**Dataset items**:
[START]

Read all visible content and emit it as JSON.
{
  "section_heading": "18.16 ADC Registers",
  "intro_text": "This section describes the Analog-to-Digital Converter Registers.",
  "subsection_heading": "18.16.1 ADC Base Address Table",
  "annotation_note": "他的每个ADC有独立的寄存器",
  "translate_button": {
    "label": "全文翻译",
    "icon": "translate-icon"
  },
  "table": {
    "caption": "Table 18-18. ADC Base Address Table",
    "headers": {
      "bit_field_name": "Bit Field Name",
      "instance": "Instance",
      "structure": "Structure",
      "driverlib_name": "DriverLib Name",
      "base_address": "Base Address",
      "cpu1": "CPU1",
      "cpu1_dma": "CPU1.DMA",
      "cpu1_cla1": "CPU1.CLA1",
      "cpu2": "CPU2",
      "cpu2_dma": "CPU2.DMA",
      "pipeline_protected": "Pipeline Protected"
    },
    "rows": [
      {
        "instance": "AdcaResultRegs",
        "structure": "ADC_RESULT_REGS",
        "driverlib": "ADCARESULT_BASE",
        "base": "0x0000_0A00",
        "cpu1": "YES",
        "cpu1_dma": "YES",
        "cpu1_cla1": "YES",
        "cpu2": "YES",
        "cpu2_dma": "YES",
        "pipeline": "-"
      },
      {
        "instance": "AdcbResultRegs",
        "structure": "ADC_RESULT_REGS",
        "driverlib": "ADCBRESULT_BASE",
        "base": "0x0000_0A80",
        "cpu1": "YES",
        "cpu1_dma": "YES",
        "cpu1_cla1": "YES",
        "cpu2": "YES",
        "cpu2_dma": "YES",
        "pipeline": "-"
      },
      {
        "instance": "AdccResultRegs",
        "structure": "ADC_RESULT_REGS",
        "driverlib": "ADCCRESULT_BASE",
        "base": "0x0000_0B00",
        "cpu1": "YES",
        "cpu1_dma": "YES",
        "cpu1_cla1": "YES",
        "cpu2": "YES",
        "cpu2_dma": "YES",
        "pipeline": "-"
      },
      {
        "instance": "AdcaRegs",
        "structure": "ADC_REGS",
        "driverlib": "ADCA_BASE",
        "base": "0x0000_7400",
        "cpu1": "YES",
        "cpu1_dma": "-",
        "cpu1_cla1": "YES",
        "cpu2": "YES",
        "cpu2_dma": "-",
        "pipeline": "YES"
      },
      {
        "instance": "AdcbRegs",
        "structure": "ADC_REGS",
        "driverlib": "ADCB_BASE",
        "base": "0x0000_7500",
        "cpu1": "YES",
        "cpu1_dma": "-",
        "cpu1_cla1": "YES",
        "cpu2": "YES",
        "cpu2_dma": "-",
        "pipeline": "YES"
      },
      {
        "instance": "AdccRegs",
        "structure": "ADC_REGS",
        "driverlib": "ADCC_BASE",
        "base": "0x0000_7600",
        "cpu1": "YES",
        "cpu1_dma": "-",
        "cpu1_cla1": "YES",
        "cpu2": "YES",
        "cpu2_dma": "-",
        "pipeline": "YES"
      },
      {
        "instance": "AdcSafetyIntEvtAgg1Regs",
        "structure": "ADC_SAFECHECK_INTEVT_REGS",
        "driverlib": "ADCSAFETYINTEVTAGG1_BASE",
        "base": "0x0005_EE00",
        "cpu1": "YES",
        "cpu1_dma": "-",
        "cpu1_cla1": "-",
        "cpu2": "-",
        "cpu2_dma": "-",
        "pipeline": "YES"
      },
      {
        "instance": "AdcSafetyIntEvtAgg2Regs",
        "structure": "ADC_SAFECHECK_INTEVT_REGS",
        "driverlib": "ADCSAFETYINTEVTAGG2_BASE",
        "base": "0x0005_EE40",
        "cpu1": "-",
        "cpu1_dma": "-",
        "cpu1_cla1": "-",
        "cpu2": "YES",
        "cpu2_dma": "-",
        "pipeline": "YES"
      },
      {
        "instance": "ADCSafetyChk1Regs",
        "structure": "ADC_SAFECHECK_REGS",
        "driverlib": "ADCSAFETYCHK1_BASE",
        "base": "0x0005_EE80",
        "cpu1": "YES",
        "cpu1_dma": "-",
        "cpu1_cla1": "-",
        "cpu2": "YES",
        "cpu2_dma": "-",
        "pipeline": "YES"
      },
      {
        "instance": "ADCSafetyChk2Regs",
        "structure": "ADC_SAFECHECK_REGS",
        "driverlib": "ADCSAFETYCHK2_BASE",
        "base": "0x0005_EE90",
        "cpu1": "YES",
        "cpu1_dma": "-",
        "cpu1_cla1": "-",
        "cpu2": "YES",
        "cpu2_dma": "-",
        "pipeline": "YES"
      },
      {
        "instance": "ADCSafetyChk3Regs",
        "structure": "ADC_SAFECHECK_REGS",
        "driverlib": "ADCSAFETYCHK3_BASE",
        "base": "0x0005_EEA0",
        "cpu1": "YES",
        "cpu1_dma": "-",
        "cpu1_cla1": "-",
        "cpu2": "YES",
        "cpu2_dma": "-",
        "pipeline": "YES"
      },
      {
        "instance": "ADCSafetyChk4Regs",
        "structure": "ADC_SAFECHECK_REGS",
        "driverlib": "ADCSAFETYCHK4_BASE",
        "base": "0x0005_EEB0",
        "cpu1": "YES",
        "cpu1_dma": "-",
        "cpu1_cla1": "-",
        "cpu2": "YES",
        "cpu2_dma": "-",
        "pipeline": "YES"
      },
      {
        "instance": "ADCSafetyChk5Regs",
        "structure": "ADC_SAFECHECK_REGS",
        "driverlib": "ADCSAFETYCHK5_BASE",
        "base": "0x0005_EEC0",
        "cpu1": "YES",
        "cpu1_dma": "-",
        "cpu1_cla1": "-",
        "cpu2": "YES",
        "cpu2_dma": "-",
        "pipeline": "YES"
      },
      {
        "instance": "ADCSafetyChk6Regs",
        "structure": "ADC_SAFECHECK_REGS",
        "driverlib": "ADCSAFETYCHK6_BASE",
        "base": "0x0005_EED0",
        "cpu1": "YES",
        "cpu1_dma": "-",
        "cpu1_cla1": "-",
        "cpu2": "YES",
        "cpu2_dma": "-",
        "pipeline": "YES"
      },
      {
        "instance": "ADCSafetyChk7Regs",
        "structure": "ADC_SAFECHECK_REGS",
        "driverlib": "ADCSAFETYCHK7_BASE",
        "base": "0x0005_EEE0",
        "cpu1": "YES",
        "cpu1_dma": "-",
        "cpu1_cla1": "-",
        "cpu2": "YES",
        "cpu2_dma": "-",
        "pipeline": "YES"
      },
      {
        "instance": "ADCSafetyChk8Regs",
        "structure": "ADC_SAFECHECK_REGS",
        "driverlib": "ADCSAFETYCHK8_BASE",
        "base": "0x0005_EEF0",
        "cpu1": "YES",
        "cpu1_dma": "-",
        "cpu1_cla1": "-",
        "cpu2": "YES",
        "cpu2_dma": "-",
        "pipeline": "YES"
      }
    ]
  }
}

[END]
[START]

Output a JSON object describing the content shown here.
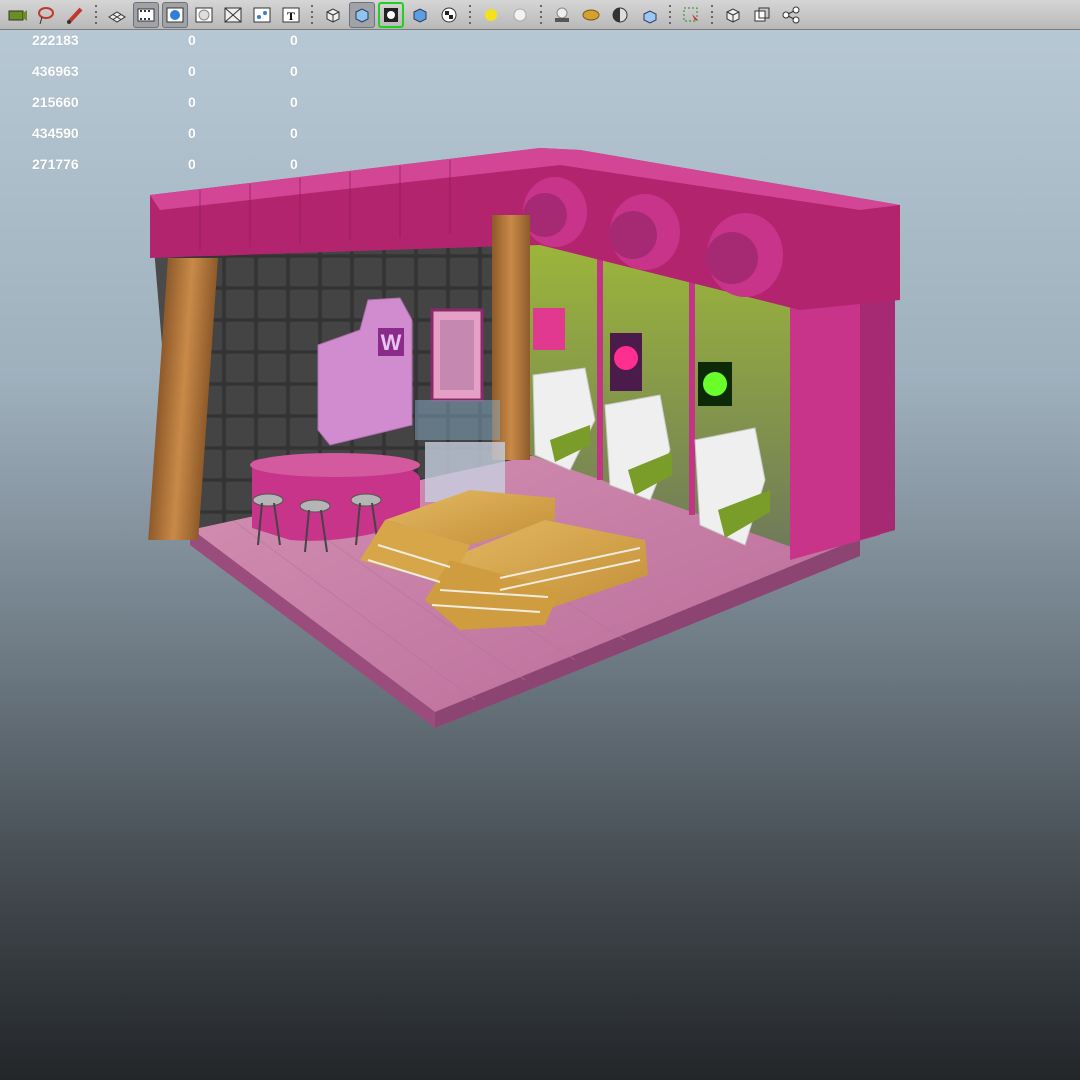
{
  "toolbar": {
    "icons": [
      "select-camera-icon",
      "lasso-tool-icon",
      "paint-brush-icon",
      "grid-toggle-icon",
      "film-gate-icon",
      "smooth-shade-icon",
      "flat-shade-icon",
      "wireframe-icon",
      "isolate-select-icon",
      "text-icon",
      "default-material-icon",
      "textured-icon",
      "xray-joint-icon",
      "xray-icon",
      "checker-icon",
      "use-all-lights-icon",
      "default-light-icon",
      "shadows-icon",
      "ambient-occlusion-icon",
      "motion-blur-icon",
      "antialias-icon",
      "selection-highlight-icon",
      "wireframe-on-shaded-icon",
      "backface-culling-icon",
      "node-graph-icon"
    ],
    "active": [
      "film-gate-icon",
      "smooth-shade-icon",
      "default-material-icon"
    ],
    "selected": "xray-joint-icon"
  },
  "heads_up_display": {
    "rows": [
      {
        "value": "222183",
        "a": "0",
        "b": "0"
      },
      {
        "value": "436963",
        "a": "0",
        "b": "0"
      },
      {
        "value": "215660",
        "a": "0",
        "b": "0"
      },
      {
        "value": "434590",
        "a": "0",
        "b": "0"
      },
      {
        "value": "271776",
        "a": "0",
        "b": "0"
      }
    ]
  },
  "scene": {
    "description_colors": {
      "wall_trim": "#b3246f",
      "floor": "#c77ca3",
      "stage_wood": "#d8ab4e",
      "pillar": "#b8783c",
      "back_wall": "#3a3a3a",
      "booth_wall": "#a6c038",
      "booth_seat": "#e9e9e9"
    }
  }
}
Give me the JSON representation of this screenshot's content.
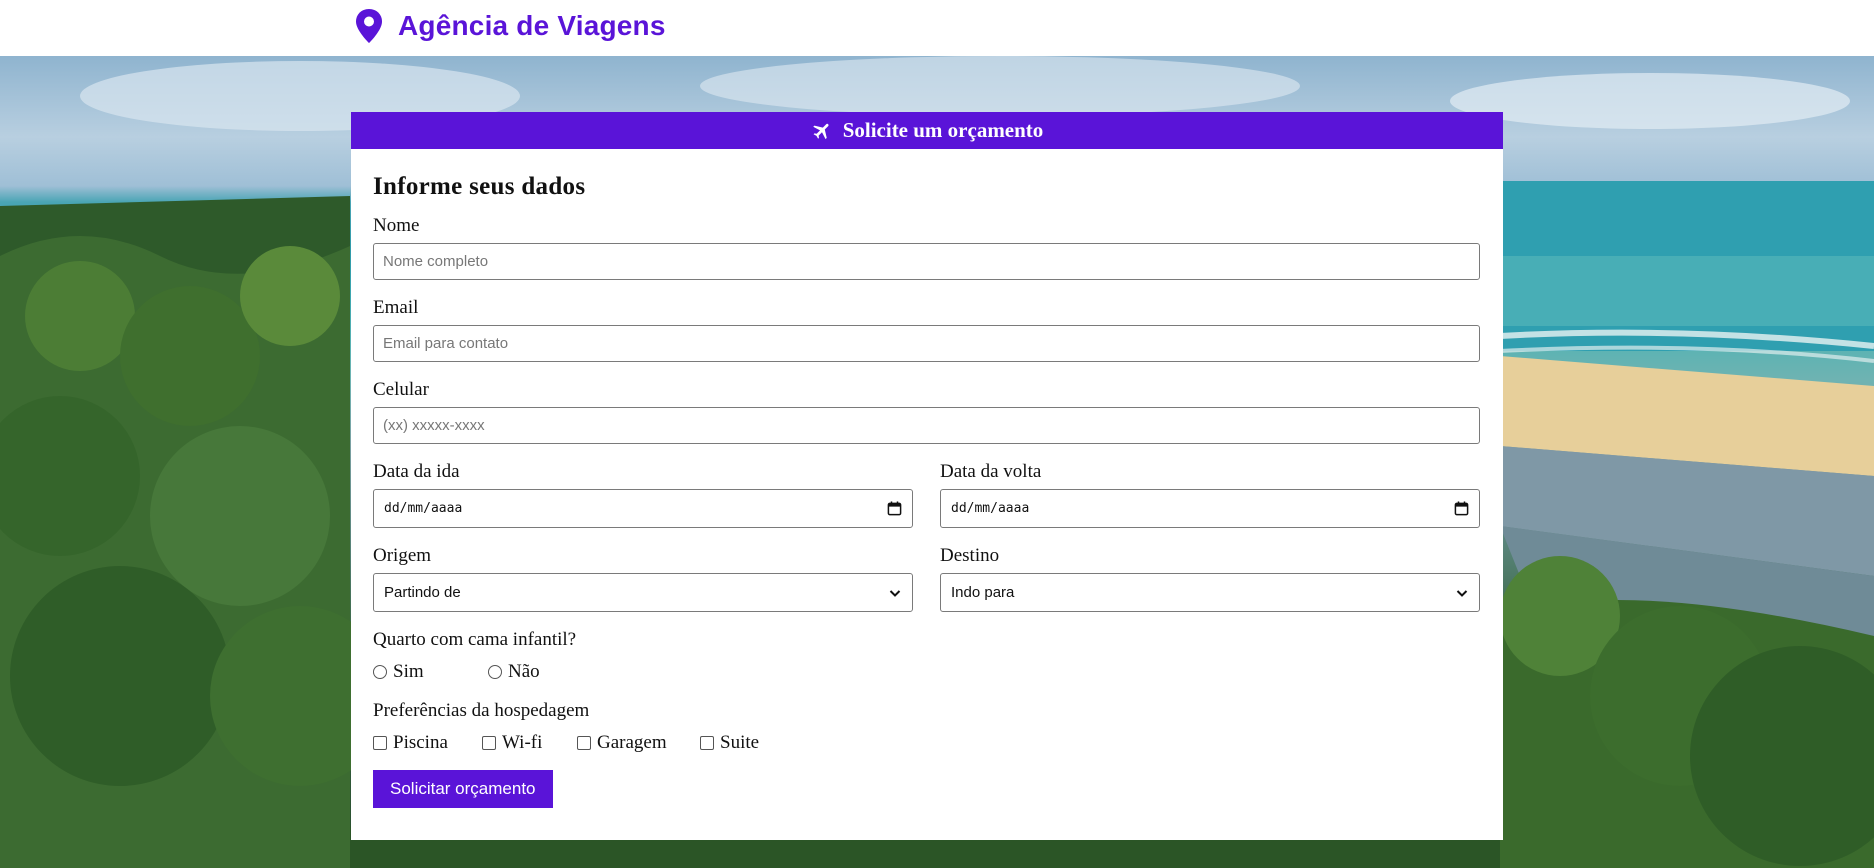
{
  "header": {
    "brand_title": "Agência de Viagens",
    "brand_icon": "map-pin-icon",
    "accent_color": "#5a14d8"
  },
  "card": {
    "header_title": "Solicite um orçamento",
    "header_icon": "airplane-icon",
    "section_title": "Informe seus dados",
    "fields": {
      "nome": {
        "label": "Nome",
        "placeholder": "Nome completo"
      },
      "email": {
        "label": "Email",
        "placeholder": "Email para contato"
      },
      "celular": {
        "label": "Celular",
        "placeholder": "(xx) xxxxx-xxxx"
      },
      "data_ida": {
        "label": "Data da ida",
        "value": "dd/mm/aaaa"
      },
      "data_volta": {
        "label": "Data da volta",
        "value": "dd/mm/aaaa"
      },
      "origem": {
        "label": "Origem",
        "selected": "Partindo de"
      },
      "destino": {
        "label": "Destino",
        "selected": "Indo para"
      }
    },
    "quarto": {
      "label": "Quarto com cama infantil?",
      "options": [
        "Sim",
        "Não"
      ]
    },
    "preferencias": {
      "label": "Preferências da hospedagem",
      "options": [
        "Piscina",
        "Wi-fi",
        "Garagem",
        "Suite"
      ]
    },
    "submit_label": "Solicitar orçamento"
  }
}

[END]

**SHORT EXERCISE**: Give nothing but the count of lines in the listing above that hold the string "Address".

**ANSWER BELOW**: 3